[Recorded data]
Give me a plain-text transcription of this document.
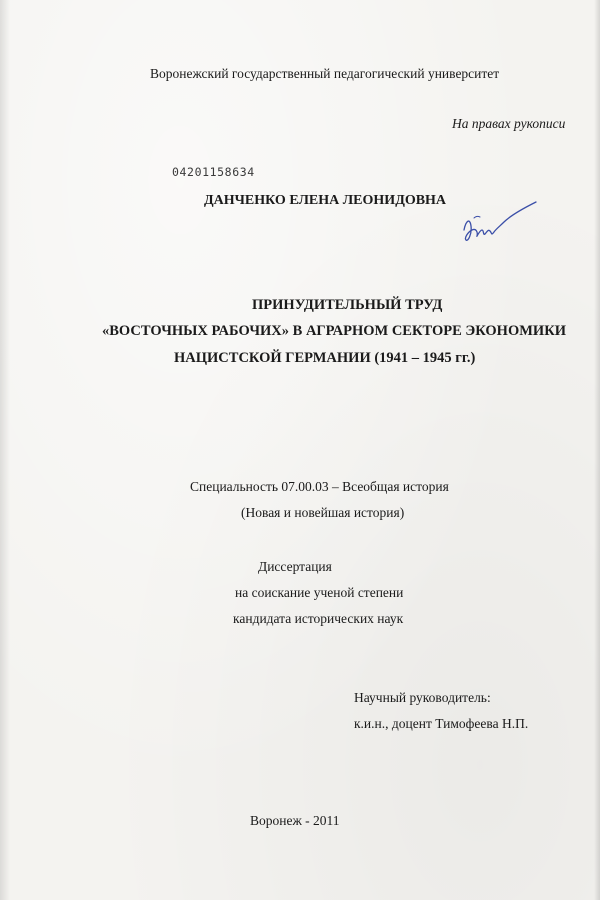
Воронежский государственный педагогический университет
На правах рукописи
04201158634
ДАНЧЕНКО ЕЛЕНА ЛЕОНИДОВНА
ПРИНУДИТЕЛЬНЫЙ ТРУД
«ВОСТОЧНЫХ РАБОЧИХ» В АГРАРНОМ СЕКТОРЕ ЭКОНОМИКИ
НАЦИСТСКОЙ ГЕРМАНИИ (1941 – 1945 гг.)
Специальность 07.00.03 – Всеобщая история
(Новая и новейшая история)
Диссертация
на соискание ученой степени
кандидата исторических наук
Научный руководитель:
к.и.н., доцент Тимофеева Н.П.
Воронеж - 2011
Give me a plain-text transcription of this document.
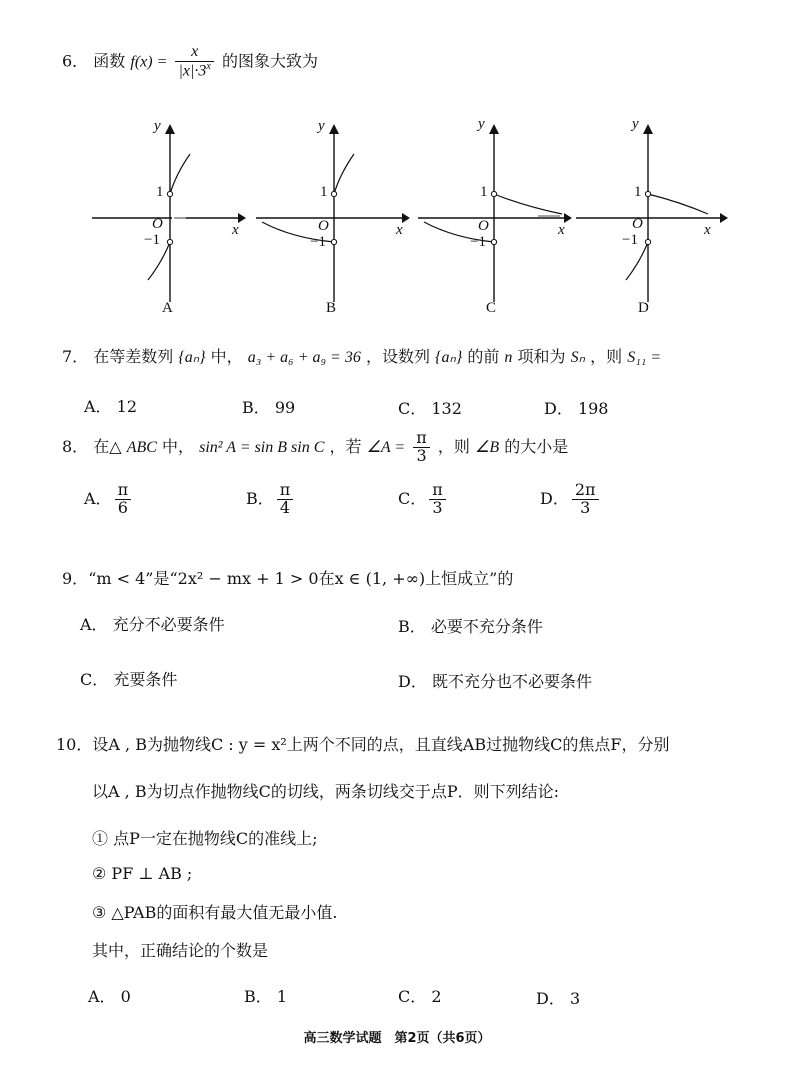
6． 函数 $f(x) = \frac{x}{|x|\cdot 3^x}$ 的图象大致为
y
x
O
1
−1
A
y
x
O
1
−1
B
y
x
O
1
−1
C
y
x
O
1
−1
D
7． 在等差数列 {aₙ} 中， a₃ + a₆ + a₉ = 36 ，设数列 {aₙ} 的前 n 项和为 Sₙ ，则 S₁₁ =
A． 12	B． 99	C． 132	D． 198
8． 在△ ABC 中， sin² A = sin B sin C ，若 ∠A = $\frac{\pi}{3}$ ，则 ∠B 的大小是
A． $\frac{\pi}{6}$	B． $\frac{\pi}{4}$	C． $\frac{\pi}{3}$	D． $\frac{2\pi}{3}$
9．“m < 4”是“2x² − mx + 1 > 0在x ∈ (1, +∞)上恒成立”的
A． 充分不必要条件	B． 必要不充分条件
C． 充要条件	D． 既不充分也不必要条件
10．设A , B为抛物线C : y = x²上两个不同的点，且直线AB过抛物线C的焦点F，分别
以A , B为切点作抛物线C的切线，两条切线交于点P．则下列结论:
① 点P一定在抛物线C的准线上;
② PF ⊥ AB ;
③ △PAB的面积有最大值无最小值.
其中，正确结论的个数是
A． 0	B． 1	C． 2	D． 3
高三数学试题　第2页（共6页）
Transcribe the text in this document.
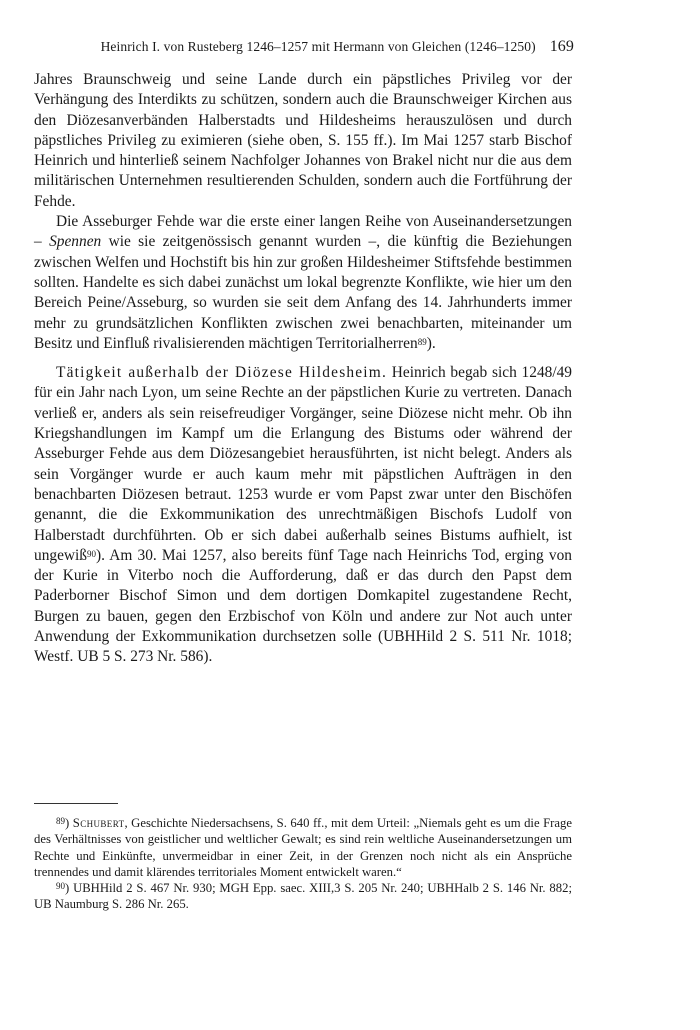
Heinrich I. von Rusteberg 1246–1257 mit Hermann von Gleichen (1246–1250) 169

Jahres Braunschweig und seine Lande durch ein päpstliches Privileg vor der Verhängung des Interdikts zu schützen, sondern auch die Braunschweiger Kirchen aus den Diözesanverbänden Halberstadts und Hildesheims herauszulösen und durch päpstliches Privileg zu eximieren (siehe oben, S. 155 ff.). Im Mai 1257 starb Bischof Heinrich und hinterließ seinem Nachfolger Johannes von Brakel nicht nur die aus dem militärischen Unternehmen resultierenden Schulden, sondern auch die Fortführung der Fehde.

Die Asseburger Fehde war die erste einer langen Reihe von Auseinandersetzungen – Spennen wie sie zeitgenössisch genannt wurden –, die künftig die Beziehungen zwischen Welfen und Hochstift bis hin zur großen Hildesheimer Stiftsfehde bestimmen sollten. Handelte es sich dabei zunächst um lokal begrenzte Konflikte, wie hier um den Bereich Peine/Asseburg, so wurden sie seit dem Anfang des 14. Jahrhunderts immer mehr zu grundsätzlichen Konflikten zwischen zwei benachbarten, miteinander um Besitz und Einfluß rivalisierenden mächtigen Territorialherren$^{89}$).

Tätigkeit außerhalb der Diözese Hildesheim. Heinrich begab sich 1248/49 für ein Jahr nach Lyon, um seine Rechte an der päpstlichen Kurie zu vertreten. Danach verließ er, anders als sein reisefreudiger Vorgänger, seine Diözese nicht mehr. Ob ihn Kriegshandlungen im Kampf um die Erlangung des Bistums oder während der Asseburger Fehde aus dem Diözesangebiet herausführten, ist nicht belegt. Anders als sein Vorgänger wurde er auch kaum mehr mit päpstlichen Aufträgen in den benachbarten Diözesen betraut. 1253 wurde er vom Papst zwar unter den Bischöfen genannt, die die Exkommunikation des unrechtmäßigen Bischofs Ludolf von Halberstadt durchführten. Ob er sich dabei außerhalb seines Bistums aufhielt, ist ungewiß$^{90}$). Am 30. Mai 1257, also bereits fünf Tage nach Heinrichs Tod, erging von der Kurie in Viterbo noch die Aufforderung, daß er das durch den Papst dem Paderborner Bischof Simon und dem dortigen Domkapitel zugestandene Recht, Burgen zu bauen, gegen den Erzbischof von Köln und andere zur Not auch unter Anwendung der Exkommunikation durchsetzen solle (UBHHild 2 S. 511 Nr. 1018; Westf. UB 5 S. 273 Nr. 586).

$^{89}$) Schubert, Geschichte Niedersachsens, S. 640 ff., mit dem Urteil: „Niemals geht es um die Frage des Verhältnisses von geistlicher und weltlicher Gewalt; es sind rein weltliche Auseinandersetzungen um Rechte und Einkünfte, unvermeidbar in einer Zeit, in der Grenzen noch nicht als ein Ansprüche trennendes und damit klärendes territoriales Moment entwickelt waren.“

$^{90}$) UBHHild 2 S. 467 Nr. 930; MGH Epp. saec. XIII,3 S. 205 Nr. 240; UBHHalb 2 S. 146 Nr. 882; UB Naumburg S. 286 Nr. 265.
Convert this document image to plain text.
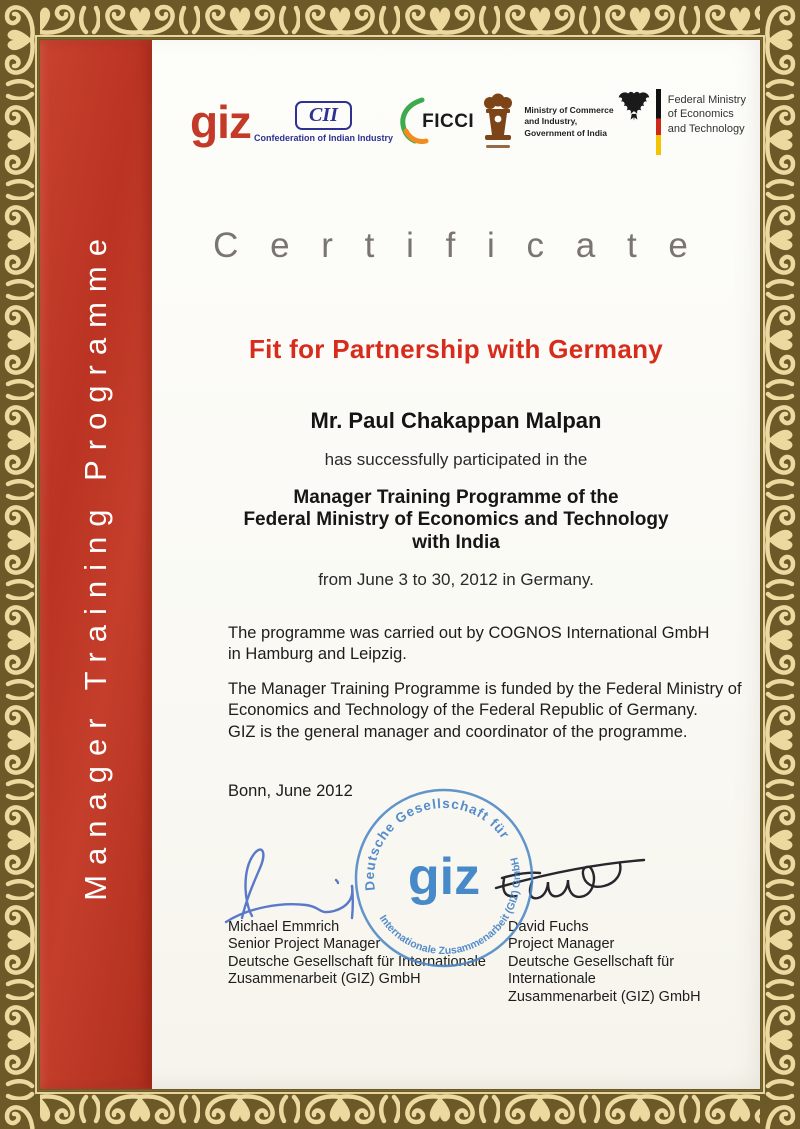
Manager Training Programme
giz	CII
Confederation of Indian Industry
FICCI
Ministry of Commerce
and Industry,
Government of India
Federal Ministry
of Economics
and Technology
C e r t i f i c a t e
Fit for Partnership with Germany
Mr. Paul Chakappan Malpan
has successfully participated in the
Manager Training Programme of the
Federal Ministry of Economics and Technology
with India
from June 3 to 30, 2012 in Germany.
The programme was carried out by COGNOS International GmbH
in Hamburg and Leipzig.
The Manager Training Programme is funded by the Federal Ministry of
Economics and Technology of the Federal Republic of Germany.
GIZ is the general manager and coordinator of the programme.
Bonn, June 2012
Deutsche Gesellschaft für
Internationale Zusammenarbeit (GIZ) GmbH
giz
Michael Emmrich
Senior Project Manager
Deutsche Gesellschaft für Internationale
Zusammenarbeit (GIZ) GmbH
David Fuchs
Project Manager
Deutsche Gesellschaft für Internationale
Zusammenarbeit (GIZ) GmbH
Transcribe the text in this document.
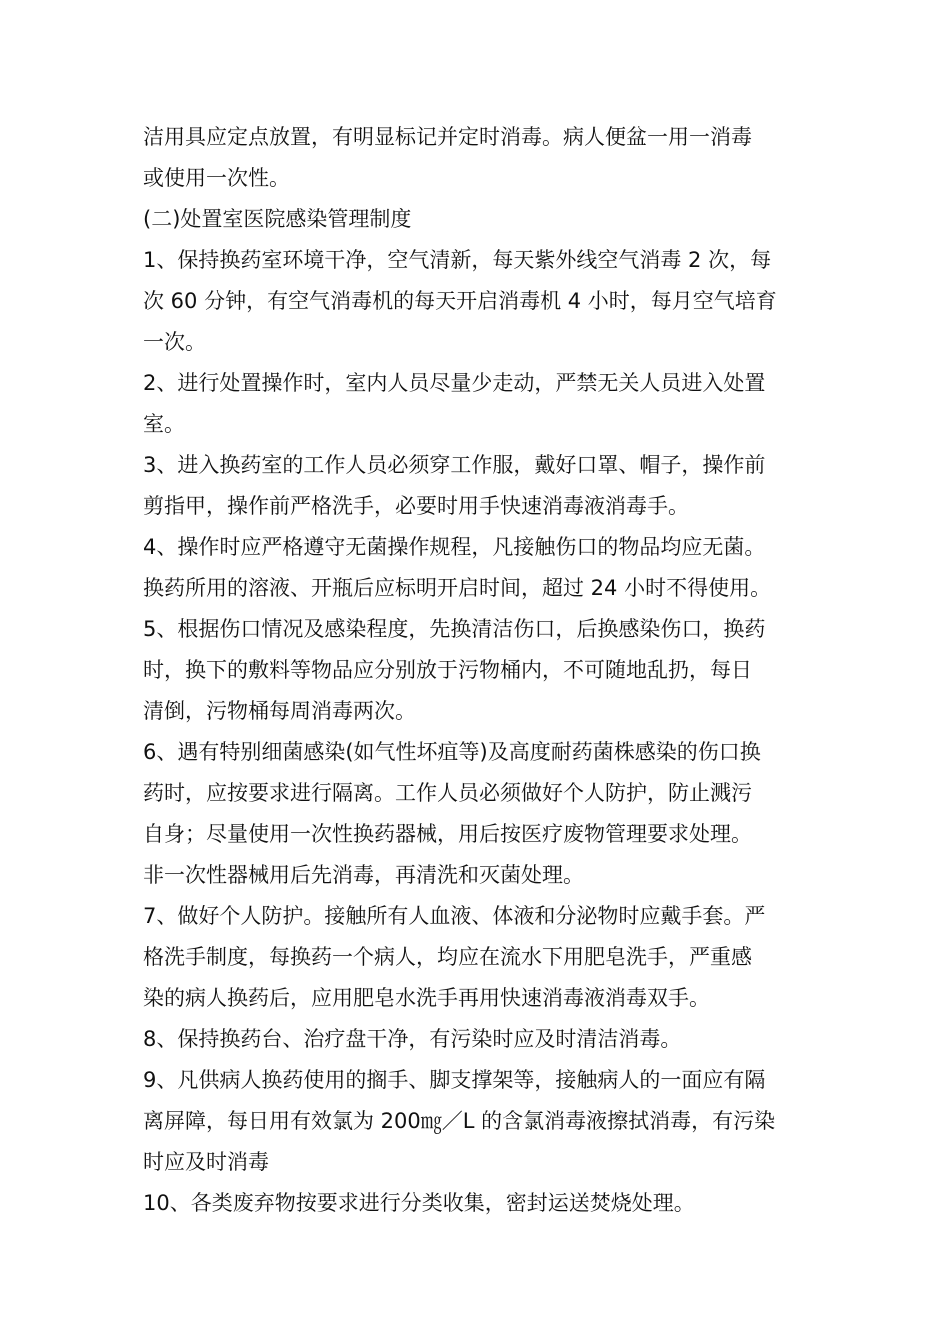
洁用具应定点放置，有明显标记并定时消毒。病人便盆一用一消毒
或使用一次性。
(二)处置室医院感染管理制度
1、保持换药室环境干净，空气清新，每天紫外线空气消毒 2 次，每
次 60 分钟，有空气消毒机的每天开启消毒机 4 小时，每月空气培育
一次。
2、进行处置操作时，室内人员尽量少走动，严禁无关人员进入处置
室。
3、进入换药室的工作人员必须穿工作服，戴好口罩、帽子，操作前
剪指甲，操作前严格洗手，必要时用手快速消毒液消毒手。
4、操作时应严格遵守无菌操作规程，凡接触伤口的物品均应无菌。
换药所用的溶液、开瓶后应标明开启时间，超过 24 小时不得使用。
5、根据伤口情况及感染程度，先换清洁伤口，后换感染伤口，换药
时，换下的敷料等物品应分别放于污物桶内，不可随地乱扔，每日
清倒，污物桶每周消毒两次。
6、遇有特别细菌感染(如气性坏疽等)及高度耐药菌株感染的伤口换
药时，应按要求进行隔离。工作人员必须做好个人防护，防止溅污
自身；尽量使用一次性换药器械，用后按医疗废物管理要求处理。
非一次性器械用后先消毒，再清洗和灭菌处理。
7、做好个人防护。接触所有人血液、体液和分泌物时应戴手套。严
格洗手制度，每换药一个病人，均应在流水下用肥皂洗手，严重感
染的病人换药后，应用肥皂水洗手再用快速消毒液消毒双手。
8、保持换药台、治疗盘干净，有污染时应及时清洁消毒。
9、凡供病人换药使用的搁手、脚支撑架等，接触病人的一面应有隔
离屏障，每日用有效氯为 200㎎／L 的含氯消毒液擦拭消毒，有污染
时应及时消毒
10、各类废弃物按要求进行分类收集，密封运送焚烧处理。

• Instructions to follow
Retype, word for word, only the lines from the line with "Convert this document image to plain text." to the final line of the listing above; the pictures do not belong in the copy.

• Worked answer
Convert this document image to plain text.
Manager Training Programme
giz	CII
Confederation of Indian Industry
FICCI
Ministry of Commerce
and Industry,
Government of India
Federal Ministry
of Economics
and Technology
C e r t i f i c a t e
Fit for Partnership with Germany
Mr. Paul Chakappan Malpan
has successfully participated in the
Manager Training Programme of the
Federal Ministry of Economics and Technology
with India
from June 3 to 30, 2012 in Germany.
The programme was carried out by COGNOS International GmbH
in Hamburg and Leipzig.
The Manager Training Programme is funded by the Federal Ministry of
Economics and Technology of the Federal Republic of Germany.
GIZ is the general manager and coordinator of the programme.
Bonn, June 2012
Deutsche Gesellschaft für
Internationale Zusammenarbeit (GIZ) GmbH
giz
Michael Emmrich
Senior Project Manager
Deutsche Gesellschaft für Internationale
Zusammenarbeit (GIZ) GmbH
David Fuchs
Project Manager
Deutsche Gesellschaft für Internationale
Zusammenarbeit (GIZ) GmbH
Transcribe the text in this document.
洁用具应定点放置，有明显标记并定时消毒。病人便盆一用一消毒
或使用一次性。
(二)处置室医院感染管理制度
1、保持换药室环境干净，空气清新，每天紫外线空气消毒 2 次，每
次 60 分钟，有空气消毒机的每天开启消毒机 4 小时，每月空气培育
一次。
2、进行处置操作时，室内人员尽量少走动，严禁无关人员进入处置
室。
3、进入换药室的工作人员必须穿工作服，戴好口罩、帽子，操作前
剪指甲，操作前严格洗手，必要时用手快速消毒液消毒手。
4、操作时应严格遵守无菌操作规程，凡接触伤口的物品均应无菌。
换药所用的溶液、开瓶后应标明开启时间，超过 24 小时不得使用。
5、根据伤口情况及感染程度，先换清洁伤口，后换感染伤口，换药
时，换下的敷料等物品应分别放于污物桶内，不可随地乱扔，每日
清倒，污物桶每周消毒两次。
6、遇有特别细菌感染(如气性坏疽等)及高度耐药菌株感染的伤口换
药时，应按要求进行隔离。工作人员必须做好个人防护，防止溅污
自身；尽量使用一次性换药器械，用后按医疗废物管理要求处理。
非一次性器械用后先消毒，再清洗和灭菌处理。
7、做好个人防护。接触所有人血液、体液和分泌物时应戴手套。严
格洗手制度，每换药一个病人，均应在流水下用肥皂洗手，严重感
染的病人换药后，应用肥皂水洗手再用快速消毒液消毒双手。
8、保持换药台、治疗盘干净，有污染时应及时清洁消毒。
9、凡供病人换药使用的搁手、脚支撑架等，接触病人的一面应有隔
离屏障，每日用有效氯为 200㎎／L 的含氯消毒液擦拭消毒，有污染
时应及时消毒
10、各类废弃物按要求进行分类收集，密封运送焚烧处理。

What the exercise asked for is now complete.